In the material below, find all lines with the string "color" and copy them.

········

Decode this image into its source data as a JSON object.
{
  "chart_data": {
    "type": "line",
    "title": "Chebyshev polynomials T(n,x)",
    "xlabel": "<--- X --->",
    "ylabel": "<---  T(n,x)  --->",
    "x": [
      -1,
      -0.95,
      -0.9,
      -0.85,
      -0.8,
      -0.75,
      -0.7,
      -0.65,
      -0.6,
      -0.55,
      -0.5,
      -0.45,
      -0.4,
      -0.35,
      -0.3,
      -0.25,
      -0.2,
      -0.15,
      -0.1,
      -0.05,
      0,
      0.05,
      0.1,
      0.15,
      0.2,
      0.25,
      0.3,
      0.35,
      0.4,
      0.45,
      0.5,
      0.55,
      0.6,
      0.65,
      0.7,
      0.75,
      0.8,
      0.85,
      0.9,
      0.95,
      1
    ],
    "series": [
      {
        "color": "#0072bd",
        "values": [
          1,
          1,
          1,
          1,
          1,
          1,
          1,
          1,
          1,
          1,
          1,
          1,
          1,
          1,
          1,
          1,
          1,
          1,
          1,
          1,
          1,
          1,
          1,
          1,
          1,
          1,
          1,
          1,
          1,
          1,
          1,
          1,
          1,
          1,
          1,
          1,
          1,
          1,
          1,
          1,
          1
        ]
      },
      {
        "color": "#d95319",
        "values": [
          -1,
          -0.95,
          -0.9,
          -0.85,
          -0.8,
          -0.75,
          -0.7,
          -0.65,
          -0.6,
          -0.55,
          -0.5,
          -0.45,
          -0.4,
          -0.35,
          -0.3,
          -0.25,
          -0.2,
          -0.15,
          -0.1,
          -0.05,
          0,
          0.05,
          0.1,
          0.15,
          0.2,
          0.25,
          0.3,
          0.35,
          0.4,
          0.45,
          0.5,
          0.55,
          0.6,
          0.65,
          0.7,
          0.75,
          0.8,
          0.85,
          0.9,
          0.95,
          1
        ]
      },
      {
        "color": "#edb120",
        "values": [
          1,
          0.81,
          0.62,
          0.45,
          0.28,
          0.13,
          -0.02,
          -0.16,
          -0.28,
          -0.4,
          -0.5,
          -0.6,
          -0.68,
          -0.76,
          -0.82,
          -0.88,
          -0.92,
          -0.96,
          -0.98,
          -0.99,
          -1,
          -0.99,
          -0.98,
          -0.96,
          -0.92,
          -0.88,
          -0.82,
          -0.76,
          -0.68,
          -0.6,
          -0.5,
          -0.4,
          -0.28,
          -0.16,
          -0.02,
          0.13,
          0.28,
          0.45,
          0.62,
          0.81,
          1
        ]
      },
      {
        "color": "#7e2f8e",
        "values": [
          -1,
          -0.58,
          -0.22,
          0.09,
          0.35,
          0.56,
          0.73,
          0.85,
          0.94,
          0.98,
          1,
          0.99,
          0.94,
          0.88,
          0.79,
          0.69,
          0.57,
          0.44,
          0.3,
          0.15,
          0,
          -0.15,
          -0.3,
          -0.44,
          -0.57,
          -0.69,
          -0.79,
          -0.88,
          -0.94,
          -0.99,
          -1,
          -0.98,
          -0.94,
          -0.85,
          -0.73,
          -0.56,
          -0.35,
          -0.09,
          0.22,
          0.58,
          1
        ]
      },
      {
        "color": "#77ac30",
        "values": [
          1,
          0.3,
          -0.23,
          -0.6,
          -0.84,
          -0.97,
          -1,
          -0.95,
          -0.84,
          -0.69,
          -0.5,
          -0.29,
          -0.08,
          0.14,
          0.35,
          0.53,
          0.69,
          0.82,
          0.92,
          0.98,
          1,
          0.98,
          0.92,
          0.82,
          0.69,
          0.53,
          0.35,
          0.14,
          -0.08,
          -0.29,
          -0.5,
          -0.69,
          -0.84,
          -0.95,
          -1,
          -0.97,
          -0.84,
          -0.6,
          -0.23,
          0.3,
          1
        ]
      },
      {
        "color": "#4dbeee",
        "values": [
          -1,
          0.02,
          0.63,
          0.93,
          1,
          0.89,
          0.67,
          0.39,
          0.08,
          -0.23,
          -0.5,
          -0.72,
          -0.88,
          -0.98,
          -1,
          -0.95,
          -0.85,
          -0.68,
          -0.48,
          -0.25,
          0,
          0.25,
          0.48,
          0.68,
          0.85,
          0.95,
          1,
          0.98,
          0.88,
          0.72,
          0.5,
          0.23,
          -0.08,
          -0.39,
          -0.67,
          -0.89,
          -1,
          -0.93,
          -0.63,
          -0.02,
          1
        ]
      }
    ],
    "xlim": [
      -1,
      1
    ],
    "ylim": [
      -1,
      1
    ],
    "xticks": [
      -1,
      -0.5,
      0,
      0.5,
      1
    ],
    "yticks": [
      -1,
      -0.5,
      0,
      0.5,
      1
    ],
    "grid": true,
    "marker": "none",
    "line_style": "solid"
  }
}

········

**Task response**
        "color": "#0072bd",
        "color": "#d95319",
        "color": "#edb120",
        "color": "#7e2f8e",
        "color": "#77ac30",
        "color": "#4dbeee",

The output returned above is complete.